- SUPPLIED RECORDS:

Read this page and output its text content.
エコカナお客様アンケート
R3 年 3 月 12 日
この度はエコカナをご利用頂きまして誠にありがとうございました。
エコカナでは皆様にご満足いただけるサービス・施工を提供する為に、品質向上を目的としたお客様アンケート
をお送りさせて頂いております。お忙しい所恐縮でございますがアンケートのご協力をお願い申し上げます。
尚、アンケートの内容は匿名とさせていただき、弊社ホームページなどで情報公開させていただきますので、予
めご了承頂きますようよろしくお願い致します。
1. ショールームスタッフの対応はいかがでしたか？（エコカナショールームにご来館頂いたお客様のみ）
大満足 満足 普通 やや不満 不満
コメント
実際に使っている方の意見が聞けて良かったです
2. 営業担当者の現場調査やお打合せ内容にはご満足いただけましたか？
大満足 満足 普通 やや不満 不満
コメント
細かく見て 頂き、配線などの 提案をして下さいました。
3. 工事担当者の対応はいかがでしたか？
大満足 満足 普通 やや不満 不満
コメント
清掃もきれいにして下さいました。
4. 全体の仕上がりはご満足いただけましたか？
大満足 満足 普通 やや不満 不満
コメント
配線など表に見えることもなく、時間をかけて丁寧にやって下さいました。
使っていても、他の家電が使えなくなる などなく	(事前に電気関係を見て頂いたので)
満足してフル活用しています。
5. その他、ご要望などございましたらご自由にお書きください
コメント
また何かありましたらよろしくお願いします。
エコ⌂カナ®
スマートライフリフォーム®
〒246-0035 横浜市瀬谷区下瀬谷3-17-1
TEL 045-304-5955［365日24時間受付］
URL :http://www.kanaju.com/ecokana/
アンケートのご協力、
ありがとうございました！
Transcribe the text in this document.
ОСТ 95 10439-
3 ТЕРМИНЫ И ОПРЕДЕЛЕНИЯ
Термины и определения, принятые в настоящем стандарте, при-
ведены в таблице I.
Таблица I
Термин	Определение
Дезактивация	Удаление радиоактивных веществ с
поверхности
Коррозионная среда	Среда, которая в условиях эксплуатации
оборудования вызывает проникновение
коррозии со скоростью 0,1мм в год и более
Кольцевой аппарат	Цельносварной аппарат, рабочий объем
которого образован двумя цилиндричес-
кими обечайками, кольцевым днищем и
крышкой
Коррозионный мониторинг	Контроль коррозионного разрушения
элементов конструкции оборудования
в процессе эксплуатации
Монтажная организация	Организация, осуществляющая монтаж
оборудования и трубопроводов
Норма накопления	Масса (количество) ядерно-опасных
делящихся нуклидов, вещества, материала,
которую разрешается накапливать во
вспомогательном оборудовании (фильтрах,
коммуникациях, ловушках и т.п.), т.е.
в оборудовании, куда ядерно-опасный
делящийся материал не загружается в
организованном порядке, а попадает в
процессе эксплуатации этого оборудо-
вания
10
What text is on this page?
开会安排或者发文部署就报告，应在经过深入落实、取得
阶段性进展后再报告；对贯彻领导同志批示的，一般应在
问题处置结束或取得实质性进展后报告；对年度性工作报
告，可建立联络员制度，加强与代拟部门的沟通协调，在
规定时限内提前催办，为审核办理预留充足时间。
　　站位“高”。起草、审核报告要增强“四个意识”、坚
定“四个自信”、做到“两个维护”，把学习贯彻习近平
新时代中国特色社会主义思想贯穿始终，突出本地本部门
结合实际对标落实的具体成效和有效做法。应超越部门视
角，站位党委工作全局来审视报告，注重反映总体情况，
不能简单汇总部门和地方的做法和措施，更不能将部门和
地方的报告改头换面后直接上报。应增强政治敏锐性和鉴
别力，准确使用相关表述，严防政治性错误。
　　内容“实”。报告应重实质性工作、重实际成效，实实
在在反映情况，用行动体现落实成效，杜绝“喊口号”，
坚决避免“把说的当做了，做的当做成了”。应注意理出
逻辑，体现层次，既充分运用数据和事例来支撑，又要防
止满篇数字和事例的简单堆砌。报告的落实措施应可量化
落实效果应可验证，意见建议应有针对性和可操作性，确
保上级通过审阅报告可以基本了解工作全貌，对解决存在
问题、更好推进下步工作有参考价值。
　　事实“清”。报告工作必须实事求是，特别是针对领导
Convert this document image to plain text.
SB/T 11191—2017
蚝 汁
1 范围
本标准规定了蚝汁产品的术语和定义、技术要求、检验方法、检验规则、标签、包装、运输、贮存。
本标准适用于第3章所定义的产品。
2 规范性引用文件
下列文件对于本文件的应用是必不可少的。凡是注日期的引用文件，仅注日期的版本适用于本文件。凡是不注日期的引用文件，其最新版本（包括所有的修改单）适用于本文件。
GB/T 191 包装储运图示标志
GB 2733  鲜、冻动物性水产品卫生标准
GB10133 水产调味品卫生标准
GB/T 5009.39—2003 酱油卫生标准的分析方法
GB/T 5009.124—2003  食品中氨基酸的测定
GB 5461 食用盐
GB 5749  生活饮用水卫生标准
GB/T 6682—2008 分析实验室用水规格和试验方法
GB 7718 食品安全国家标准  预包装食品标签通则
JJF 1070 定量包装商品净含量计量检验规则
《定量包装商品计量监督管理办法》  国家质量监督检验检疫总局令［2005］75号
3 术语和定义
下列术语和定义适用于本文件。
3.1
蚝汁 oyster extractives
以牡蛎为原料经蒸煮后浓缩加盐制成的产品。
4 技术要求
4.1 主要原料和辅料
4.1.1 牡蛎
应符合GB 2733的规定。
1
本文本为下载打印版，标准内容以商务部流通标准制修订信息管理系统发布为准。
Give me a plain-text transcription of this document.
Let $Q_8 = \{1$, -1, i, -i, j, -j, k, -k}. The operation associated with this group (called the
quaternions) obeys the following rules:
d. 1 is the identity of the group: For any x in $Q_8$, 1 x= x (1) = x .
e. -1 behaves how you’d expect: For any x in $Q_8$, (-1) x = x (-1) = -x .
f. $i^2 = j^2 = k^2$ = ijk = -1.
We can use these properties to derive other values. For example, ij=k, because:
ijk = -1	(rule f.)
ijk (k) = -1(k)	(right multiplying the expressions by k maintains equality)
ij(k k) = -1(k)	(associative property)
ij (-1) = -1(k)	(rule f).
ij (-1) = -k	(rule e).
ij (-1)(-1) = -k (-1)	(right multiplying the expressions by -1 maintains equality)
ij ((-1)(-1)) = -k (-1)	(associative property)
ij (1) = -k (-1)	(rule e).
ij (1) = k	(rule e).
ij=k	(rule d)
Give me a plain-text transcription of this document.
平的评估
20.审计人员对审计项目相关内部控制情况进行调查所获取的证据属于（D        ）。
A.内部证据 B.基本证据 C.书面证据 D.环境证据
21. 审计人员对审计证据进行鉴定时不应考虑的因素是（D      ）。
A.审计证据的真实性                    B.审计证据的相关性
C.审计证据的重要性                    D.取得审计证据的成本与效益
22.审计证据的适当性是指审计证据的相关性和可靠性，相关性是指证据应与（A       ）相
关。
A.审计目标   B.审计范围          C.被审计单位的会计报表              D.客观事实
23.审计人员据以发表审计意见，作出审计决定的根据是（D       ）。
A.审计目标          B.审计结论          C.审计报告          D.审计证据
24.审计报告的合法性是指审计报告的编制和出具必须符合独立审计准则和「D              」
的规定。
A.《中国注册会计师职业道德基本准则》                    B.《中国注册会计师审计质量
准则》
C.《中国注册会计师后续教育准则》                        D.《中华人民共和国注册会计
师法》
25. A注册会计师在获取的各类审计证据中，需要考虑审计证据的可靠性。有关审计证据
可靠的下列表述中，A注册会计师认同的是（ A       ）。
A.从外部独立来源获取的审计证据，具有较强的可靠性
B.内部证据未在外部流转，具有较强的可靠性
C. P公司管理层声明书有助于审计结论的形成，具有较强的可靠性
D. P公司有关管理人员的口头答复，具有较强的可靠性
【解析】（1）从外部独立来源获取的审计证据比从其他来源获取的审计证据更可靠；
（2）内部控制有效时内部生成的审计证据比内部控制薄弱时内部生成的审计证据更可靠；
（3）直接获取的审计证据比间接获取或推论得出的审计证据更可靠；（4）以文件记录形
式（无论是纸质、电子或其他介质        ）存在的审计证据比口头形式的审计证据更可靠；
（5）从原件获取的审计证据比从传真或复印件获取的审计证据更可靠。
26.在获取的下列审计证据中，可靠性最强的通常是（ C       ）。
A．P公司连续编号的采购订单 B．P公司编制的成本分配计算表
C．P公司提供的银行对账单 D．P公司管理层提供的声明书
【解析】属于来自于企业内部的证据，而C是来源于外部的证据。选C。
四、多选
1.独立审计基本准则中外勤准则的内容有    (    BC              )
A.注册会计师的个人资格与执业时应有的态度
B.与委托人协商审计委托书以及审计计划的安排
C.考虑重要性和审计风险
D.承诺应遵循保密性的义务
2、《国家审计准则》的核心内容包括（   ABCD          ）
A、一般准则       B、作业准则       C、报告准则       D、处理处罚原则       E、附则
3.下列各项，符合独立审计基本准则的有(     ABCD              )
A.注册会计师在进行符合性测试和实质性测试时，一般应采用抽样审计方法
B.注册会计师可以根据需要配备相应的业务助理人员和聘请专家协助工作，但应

- YOUR GOAL: In the records above, find each line holding "ABCD" and copy it.

- SOLUTION:
2、《国家审计准则》的核心内容包括（   ABCD          ）
3.下列各项，符合独立审计基本准则的有(     ABCD              )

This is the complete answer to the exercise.